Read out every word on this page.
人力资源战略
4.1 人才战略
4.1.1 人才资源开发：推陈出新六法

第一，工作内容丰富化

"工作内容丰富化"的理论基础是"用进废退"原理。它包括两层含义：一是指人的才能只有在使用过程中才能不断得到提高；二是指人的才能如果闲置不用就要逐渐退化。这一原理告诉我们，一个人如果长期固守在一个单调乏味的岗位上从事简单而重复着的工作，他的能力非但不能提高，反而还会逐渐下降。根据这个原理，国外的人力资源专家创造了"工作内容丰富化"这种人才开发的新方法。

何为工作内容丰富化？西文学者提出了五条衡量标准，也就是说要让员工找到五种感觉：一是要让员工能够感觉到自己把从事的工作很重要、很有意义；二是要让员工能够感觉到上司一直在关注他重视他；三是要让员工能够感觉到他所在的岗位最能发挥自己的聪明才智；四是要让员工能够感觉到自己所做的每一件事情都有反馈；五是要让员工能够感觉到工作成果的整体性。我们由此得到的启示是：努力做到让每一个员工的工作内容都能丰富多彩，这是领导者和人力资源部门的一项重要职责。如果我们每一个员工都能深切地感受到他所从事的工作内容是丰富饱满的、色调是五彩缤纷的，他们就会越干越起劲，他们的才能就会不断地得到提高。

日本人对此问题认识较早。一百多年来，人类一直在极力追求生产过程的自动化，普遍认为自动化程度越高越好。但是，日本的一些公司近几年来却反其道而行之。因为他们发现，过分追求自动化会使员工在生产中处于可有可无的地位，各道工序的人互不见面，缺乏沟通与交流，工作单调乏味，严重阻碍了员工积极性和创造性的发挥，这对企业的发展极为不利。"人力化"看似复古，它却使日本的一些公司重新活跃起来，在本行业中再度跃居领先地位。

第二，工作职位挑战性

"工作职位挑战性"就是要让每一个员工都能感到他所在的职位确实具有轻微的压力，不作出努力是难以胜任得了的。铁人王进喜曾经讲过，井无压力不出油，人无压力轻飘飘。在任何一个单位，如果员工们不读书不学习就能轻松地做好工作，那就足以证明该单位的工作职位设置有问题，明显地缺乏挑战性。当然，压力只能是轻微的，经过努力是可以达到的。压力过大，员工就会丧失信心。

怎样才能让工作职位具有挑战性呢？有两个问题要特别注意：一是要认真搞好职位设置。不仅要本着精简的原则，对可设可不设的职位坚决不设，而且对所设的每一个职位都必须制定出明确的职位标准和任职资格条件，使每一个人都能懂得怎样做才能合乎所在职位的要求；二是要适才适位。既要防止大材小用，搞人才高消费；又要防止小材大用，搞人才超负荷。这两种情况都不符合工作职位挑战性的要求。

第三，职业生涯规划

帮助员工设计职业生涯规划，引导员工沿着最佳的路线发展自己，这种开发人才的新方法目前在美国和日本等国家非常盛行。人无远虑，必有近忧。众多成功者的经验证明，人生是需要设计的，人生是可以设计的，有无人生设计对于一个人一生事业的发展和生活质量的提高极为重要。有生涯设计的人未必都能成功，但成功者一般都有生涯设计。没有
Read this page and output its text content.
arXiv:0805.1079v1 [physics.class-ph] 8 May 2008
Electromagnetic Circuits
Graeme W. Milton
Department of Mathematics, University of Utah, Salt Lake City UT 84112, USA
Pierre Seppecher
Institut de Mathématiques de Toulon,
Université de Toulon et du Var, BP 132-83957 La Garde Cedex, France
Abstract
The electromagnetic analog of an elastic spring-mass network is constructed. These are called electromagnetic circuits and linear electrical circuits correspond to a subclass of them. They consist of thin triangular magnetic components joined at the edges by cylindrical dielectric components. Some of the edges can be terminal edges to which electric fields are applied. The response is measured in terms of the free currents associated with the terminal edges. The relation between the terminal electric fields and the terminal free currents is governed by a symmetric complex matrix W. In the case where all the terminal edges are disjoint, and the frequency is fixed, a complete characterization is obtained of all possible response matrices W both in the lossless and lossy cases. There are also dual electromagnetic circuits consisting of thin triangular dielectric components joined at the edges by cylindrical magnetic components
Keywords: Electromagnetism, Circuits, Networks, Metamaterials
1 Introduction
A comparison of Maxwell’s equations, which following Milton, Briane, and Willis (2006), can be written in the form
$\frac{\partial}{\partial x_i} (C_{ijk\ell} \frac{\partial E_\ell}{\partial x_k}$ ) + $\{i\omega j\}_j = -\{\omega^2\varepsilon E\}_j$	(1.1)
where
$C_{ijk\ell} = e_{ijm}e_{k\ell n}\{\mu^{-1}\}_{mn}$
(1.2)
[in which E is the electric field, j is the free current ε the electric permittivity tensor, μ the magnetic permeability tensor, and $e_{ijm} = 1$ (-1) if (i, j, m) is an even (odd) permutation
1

STATED EXERCISE
Every record above should be copied exactly.

EXERCISE RESPONSE
Read out every word on this page.
人力资源战略
4.1 人才战略
4.1.1 人才资源开发：推陈出新六法

第一，工作内容丰富化

"工作内容丰富化"的理论基础是"用进废退"原理。它包括两层含义：一是指人的才能只有在使用过程中才能不断得到提高；二是指人的才能如果闲置不用就要逐渐退化。这一原理告诉我们，一个人如果长期固守在一个单调乏味的岗位上从事简单而重复着的工作，他的能力非但不能提高，反而还会逐渐下降。根据这个原理，国外的人力资源专家创造了"工作内容丰富化"这种人才开发的新方法。

何为工作内容丰富化？西文学者提出了五条衡量标准，也就是说要让员工找到五种感觉：一是要让员工能够感觉到自己把从事的工作很重要、很有意义；二是要让员工能够感觉到上司一直在关注他重视他；三是要让员工能够感觉到他所在的岗位最能发挥自己的聪明才智；四是要让员工能够感觉到自己所做的每一件事情都有反馈；五是要让员工能够感觉到工作成果的整体性。我们由此得到的启示是：努力做到让每一个员工的工作内容都能丰富多彩，这是领导者和人力资源部门的一项重要职责。如果我们每一个员工都能深切地感受到他所从事的工作内容是丰富饱满的、色调是五彩缤纷的，他们就会越干越起劲，他们的才能就会不断地得到提高。

日本人对此问题认识较早。一百多年来，人类一直在极力追求生产过程的自动化，普遍认为自动化程度越高越好。但是，日本的一些公司近几年来却反其道而行之。因为他们发现，过分追求自动化会使员工在生产中处于可有可无的地位，各道工序的人互不见面，缺乏沟通与交流，工作单调乏味，严重阻碍了员工积极性和创造性的发挥，这对企业的发展极为不利。"人力化"看似复古，它却使日本的一些公司重新活跃起来，在本行业中再度跃居领先地位。

第二，工作职位挑战性

"工作职位挑战性"就是要让每一个员工都能感到他所在的职位确实具有轻微的压力，不作出努力是难以胜任得了的。铁人王进喜曾经讲过，井无压力不出油，人无压力轻飘飘。在任何一个单位，如果员工们不读书不学习就能轻松地做好工作，那就足以证明该单位的工作职位设置有问题，明显地缺乏挑战性。当然，压力只能是轻微的，经过努力是可以达到的。压力过大，员工就会丧失信心。

怎样才能让工作职位具有挑战性呢？有两个问题要特别注意：一是要认真搞好职位设置。不仅要本着精简的原则，对可设可不设的职位坚决不设，而且对所设的每一个职位都必须制定出明确的职位标准和任职资格条件，使每一个人都能懂得怎样做才能合乎所在职位的要求；二是要适才适位。既要防止大材小用，搞人才高消费；又要防止小材大用，搞人才超负荷。这两种情况都不符合工作职位挑战性的要求。

第三，职业生涯规划

帮助员工设计职业生涯规划，引导员工沿着最佳的路线发展自己，这种开发人才的新方法目前在美国和日本等国家非常盛行。人无远虑，必有近忧。众多成功者的经验证明，人生是需要设计的，人生是可以设计的，有无人生设计对于一个人一生事业的发展和生活质量的提高极为重要。有生涯设计的人未必都能成功，但成功者一般都有生涯设计。没有
Read this page and output its text content.
arXiv:0805.1079v1 [physics.class-ph] 8 May 2008
Electromagnetic Circuits
Graeme W. Milton
Department of Mathematics, University of Utah, Salt Lake City UT 84112, USA
Pierre Seppecher
Institut de Mathématiques de Toulon,
Université de Toulon et du Var, BP 132-83957 La Garde Cedex, France
Abstract
The electromagnetic analog of an elastic spring-mass network is constructed. These are called electromagnetic circuits and linear electrical circuits correspond to a subclass of them. They consist of thin triangular magnetic components joined at the edges by cylindrical dielectric components. Some of the edges can be terminal edges to which electric fields are applied. The response is measured in terms of the free currents associated with the terminal edges. The relation between the terminal electric fields and the terminal free currents is governed by a symmetric complex matrix W. In the case where all the terminal edges are disjoint, and the frequency is fixed, a complete characterization is obtained of all possible response matrices W both in the lossless and lossy cases. There are also dual electromagnetic circuits consisting of thin triangular dielectric components joined at the edges by cylindrical magnetic components
Keywords: Electromagnetism, Circuits, Networks, Metamaterials
1 Introduction
A comparison of Maxwell’s equations, which following Milton, Briane, and Willis (2006), can be written in the form
$\frac{\partial}{\partial x_i} (C_{ijk\ell} \frac{\partial E_\ell}{\partial x_k}$ ) + $\{i\omega j\}_j = -\{\omega^2\varepsilon E\}_j$	(1.1)
where
$C_{ijk\ell} = e_{ijm}e_{k\ell n}\{\mu^{-1}\}_{mn}$
(1.2)
[in which E is the electric field, j is the free current ε the electric permittivity tensor, μ the magnetic permeability tensor, and $e_{ijm} = 1$ (-1) if (i, j, m) is an even (odd) permutation
1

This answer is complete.